## AIM
Your reply should be one number: the count of lines holding the word "text".
----- STORED DATA
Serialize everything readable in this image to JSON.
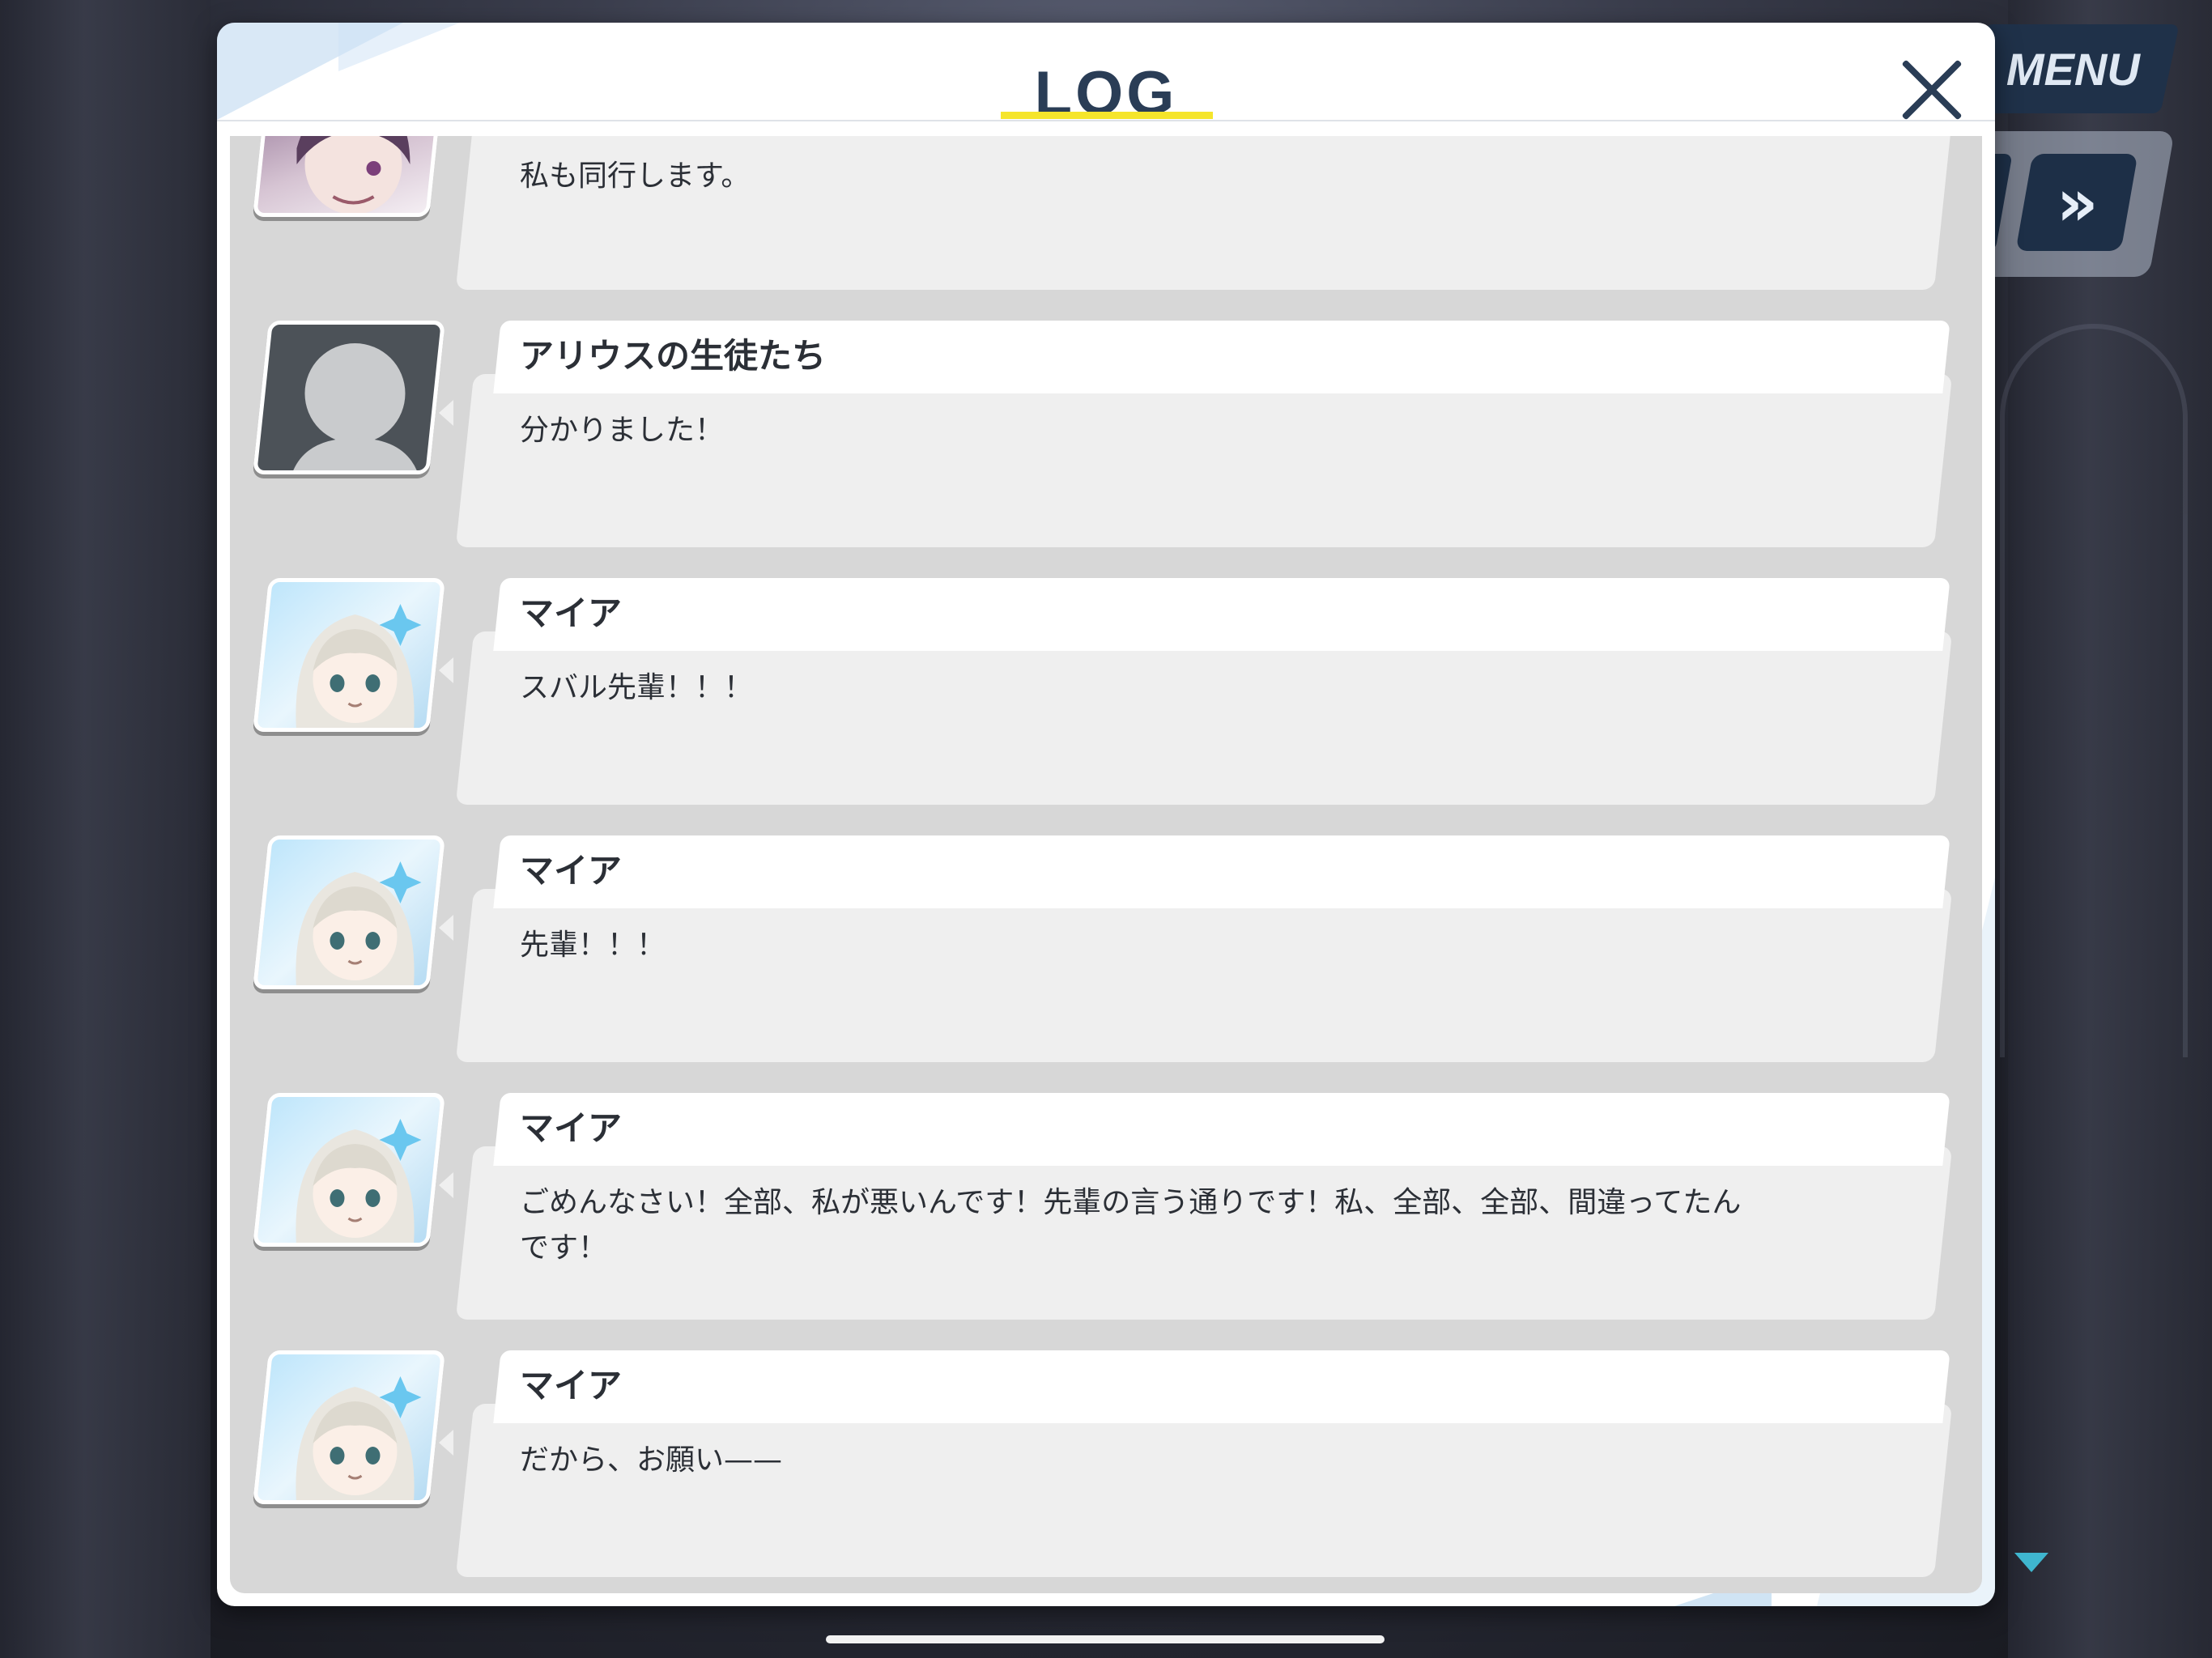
{
  "header": {
    "title": "LOG"
  },
  "top_controls": {
    "menu_label": "MENU",
    "skip_label": "»"
  },
  "entries": [
    {
      "avatar": "purple-hair-character",
      "name": "",
      "text": "私も同行します。"
    },
    {
      "avatar": "anonymous-silhouette",
      "name": "アリウスの生徒たち",
      "text": "分かりました！"
    },
    {
      "avatar": "maia",
      "name": "マイア",
      "text": "スバル先輩！！！"
    },
    {
      "avatar": "maia",
      "name": "マイア",
      "text": "先輩！！！"
    },
    {
      "avatar": "maia",
      "name": "マイア",
      "text": "ごめんなさい！全部、私が悪いんです！先輩の言う通りです！私、全部、全部、間違ってたん\nです！"
    },
    {
      "avatar": "maia",
      "name": "マイア",
      "text": "だから、お願い——"
    }
  ],
  "colors": {
    "accent_underline": "#f5e52b",
    "title": "#2a3d56",
    "scroll_arrow": "#3fb6cf"
  }
}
----------
## WRITTEN SOLUTION
6